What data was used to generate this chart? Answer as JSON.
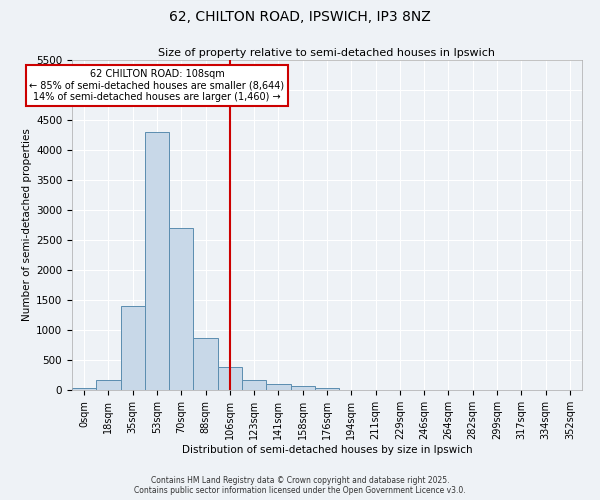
{
  "title_line1": "62, CHILTON ROAD, IPSWICH, IP3 8NZ",
  "title_line2": "Size of property relative to semi-detached houses in Ipswich",
  "xlabel": "Distribution of semi-detached houses by size in Ipswich",
  "ylabel": "Number of semi-detached properties",
  "bar_labels": [
    "0sqm",
    "18sqm",
    "35sqm",
    "53sqm",
    "70sqm",
    "88sqm",
    "106sqm",
    "123sqm",
    "141sqm",
    "158sqm",
    "176sqm",
    "194sqm",
    "211sqm",
    "229sqm",
    "246sqm",
    "264sqm",
    "282sqm",
    "299sqm",
    "317sqm",
    "334sqm",
    "352sqm"
  ],
  "bar_values": [
    30,
    160,
    1400,
    4300,
    2700,
    870,
    380,
    160,
    100,
    60,
    40,
    5,
    0,
    0,
    0,
    0,
    0,
    0,
    0,
    0,
    0
  ],
  "bar_color": "#c8d8e8",
  "bar_edge_color": "#5b8db0",
  "vline_x": 6,
  "vline_color": "#cc0000",
  "annotation_title": "62 CHILTON ROAD: 108sqm",
  "annotation_line2": "← 85% of semi-detached houses are smaller (8,644)",
  "annotation_line3": "14% of semi-detached houses are larger (1,460) →",
  "annotation_box_color": "#cc0000",
  "ylim": [
    0,
    5500
  ],
  "yticks": [
    0,
    500,
    1000,
    1500,
    2000,
    2500,
    3000,
    3500,
    4000,
    4500,
    5000,
    5500
  ],
  "footer_line1": "Contains HM Land Registry data © Crown copyright and database right 2025.",
  "footer_line2": "Contains public sector information licensed under the Open Government Licence v3.0.",
  "background_color": "#eef2f6",
  "plot_background_color": "#eef2f6",
  "grid_color": "#ffffff"
}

┄┄┄┄┄┄┄┄┄┄┄┄┄┄┄┄┄┄┄┄

> _Work to be completed_: Copy all lines from the material that contain "detached".

> _Response to the task_:
  "title_line2": "Size of property relative to semi-detached houses in Ipswich",
  "xlabel": "Distribution of semi-detached houses by size in Ipswich",
  "ylabel": "Number of semi-detached properties",
  "annotation_line2": "← 85% of semi-detached houses are smaller (8,644)",
  "annotation_line3": "14% of semi-detached houses are larger (1,460) →",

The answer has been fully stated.